** start of Data for the task **

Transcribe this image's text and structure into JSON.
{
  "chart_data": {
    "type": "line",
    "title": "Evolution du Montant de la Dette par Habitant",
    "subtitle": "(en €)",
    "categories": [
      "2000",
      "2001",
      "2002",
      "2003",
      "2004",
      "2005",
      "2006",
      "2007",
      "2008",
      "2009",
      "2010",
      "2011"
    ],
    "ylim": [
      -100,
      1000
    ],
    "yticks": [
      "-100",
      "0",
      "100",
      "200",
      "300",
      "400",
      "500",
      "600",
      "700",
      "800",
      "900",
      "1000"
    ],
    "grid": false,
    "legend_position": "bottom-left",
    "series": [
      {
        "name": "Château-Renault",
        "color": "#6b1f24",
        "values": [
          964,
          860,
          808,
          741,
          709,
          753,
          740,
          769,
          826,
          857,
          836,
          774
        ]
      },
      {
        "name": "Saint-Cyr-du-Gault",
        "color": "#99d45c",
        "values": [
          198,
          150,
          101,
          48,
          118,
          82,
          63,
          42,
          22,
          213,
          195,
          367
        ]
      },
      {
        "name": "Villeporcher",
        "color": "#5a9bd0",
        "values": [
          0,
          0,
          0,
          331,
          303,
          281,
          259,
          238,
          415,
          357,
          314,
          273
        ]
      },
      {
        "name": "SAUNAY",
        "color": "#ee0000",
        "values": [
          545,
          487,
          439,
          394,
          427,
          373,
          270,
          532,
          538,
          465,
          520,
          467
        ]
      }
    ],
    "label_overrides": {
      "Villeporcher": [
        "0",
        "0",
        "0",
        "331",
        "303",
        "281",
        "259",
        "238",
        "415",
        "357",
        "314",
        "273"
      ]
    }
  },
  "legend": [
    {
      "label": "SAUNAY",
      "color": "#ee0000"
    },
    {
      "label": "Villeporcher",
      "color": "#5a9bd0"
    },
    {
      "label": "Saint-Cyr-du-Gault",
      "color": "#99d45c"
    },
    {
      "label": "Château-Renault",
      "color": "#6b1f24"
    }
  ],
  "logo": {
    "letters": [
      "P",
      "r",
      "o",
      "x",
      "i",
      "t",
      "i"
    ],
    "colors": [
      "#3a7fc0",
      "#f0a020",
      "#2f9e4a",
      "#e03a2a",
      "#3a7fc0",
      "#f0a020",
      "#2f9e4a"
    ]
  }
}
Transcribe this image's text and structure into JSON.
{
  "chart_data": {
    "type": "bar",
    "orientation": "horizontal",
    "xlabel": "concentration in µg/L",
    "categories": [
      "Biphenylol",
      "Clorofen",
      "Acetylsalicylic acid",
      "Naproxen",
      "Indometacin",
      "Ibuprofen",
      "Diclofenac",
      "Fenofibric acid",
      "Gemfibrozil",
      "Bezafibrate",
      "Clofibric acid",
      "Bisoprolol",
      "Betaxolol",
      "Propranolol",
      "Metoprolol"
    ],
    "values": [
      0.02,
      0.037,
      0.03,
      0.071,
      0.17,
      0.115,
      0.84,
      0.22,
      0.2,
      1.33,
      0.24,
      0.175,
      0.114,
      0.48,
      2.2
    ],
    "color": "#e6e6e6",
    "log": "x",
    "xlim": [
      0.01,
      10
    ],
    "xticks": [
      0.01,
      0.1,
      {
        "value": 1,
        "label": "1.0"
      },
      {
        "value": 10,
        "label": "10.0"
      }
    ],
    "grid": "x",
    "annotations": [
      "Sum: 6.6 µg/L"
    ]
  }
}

** end of Data for the task **

§ Given exercise:
Please quote the records above exactly, without skipping a line.

§ Solved problem:
Transcribe this image's text and structure into JSON.
{
  "chart_data": {
    "type": "line",
    "title": "Evolution du Montant de la Dette par Habitant",
    "subtitle": "(en €)",
    "categories": [
      "2000",
      "2001",
      "2002",
      "2003",
      "2004",
      "2005",
      "2006",
      "2007",
      "2008",
      "2009",
      "2010",
      "2011"
    ],
    "ylim": [
      -100,
      1000
    ],
    "yticks": [
      "-100",
      "0",
      "100",
      "200",
      "300",
      "400",
      "500",
      "600",
      "700",
      "800",
      "900",
      "1000"
    ],
    "grid": false,
    "legend_position": "bottom-left",
    "series": [
      {
        "name": "Château-Renault",
        "color": "#6b1f24",
        "values": [
          964,
          860,
          808,
          741,
          709,
          753,
          740,
          769,
          826,
          857,
          836,
          774
        ]
      },
      {
        "name": "Saint-Cyr-du-Gault",
        "color": "#99d45c",
        "values": [
          198,
          150,
          101,
          48,
          118,
          82,
          63,
          42,
          22,
          213,
          195,
          367
        ]
      },
      {
        "name": "Villeporcher",
        "color": "#5a9bd0",
        "values": [
          0,
          0,
          0,
          331,
          303,
          281,
          259,
          238,
          415,
          357,
          314,
          273
        ]
      },
      {
        "name": "SAUNAY",
        "color": "#ee0000",
        "values": [
          545,
          487,
          439,
          394,
          427,
          373,
          270,
          532,
          538,
          465,
          520,
          467
        ]
      }
    ],
    "label_overrides": {
      "Villeporcher": [
        "0",
        "0",
        "0",
        "331",
        "303",
        "281",
        "259",
        "238",
        "415",
        "357",
        "314",
        "273"
      ]
    }
  },
  "legend": [
    {
      "label": "SAUNAY",
      "color": "#ee0000"
    },
    {
      "label": "Villeporcher",
      "color": "#5a9bd0"
    },
    {
      "label": "Saint-Cyr-du-Gault",
      "color": "#99d45c"
    },
    {
      "label": "Château-Renault",
      "color": "#6b1f24"
    }
  ],
  "logo": {
    "letters": [
      "P",
      "r",
      "o",
      "x",
      "i",
      "t",
      "i"
    ],
    "colors": [
      "#3a7fc0",
      "#f0a020",
      "#2f9e4a",
      "#e03a2a",
      "#3a7fc0",
      "#f0a020",
      "#2f9e4a"
    ]
  }
}
Transcribe this image's text and structure into JSON.
{
  "chart_data": {
    "type": "bar",
    "orientation": "horizontal",
    "xlabel": "concentration in µg/L",
    "categories": [
      "Biphenylol",
      "Clorofen",
      "Acetylsalicylic acid",
      "Naproxen",
      "Indometacin",
      "Ibuprofen",
      "Diclofenac",
      "Fenofibric acid",
      "Gemfibrozil",
      "Bezafibrate",
      "Clofibric acid",
      "Bisoprolol",
      "Betaxolol",
      "Propranolol",
      "Metoprolol"
    ],
    "values": [
      0.02,
      0.037,
      0.03,
      0.071,
      0.17,
      0.115,
      0.84,
      0.22,
      0.2,
      1.33,
      0.24,
      0.175,
      0.114,
      0.48,
      2.2
    ],
    "color": "#e6e6e6",
    "log": "x",
    "xlim": [
      0.01,
      10
    ],
    "xticks": [
      0.01,
      0.1,
      {
        "value": 1,
        "label": "1.0"
      },
      {
        "value": 10,
        "label": "10.0"
      }
    ],
    "grid": "x",
    "annotations": [
      "Sum: 6.6 µg/L"
    ]
  }
}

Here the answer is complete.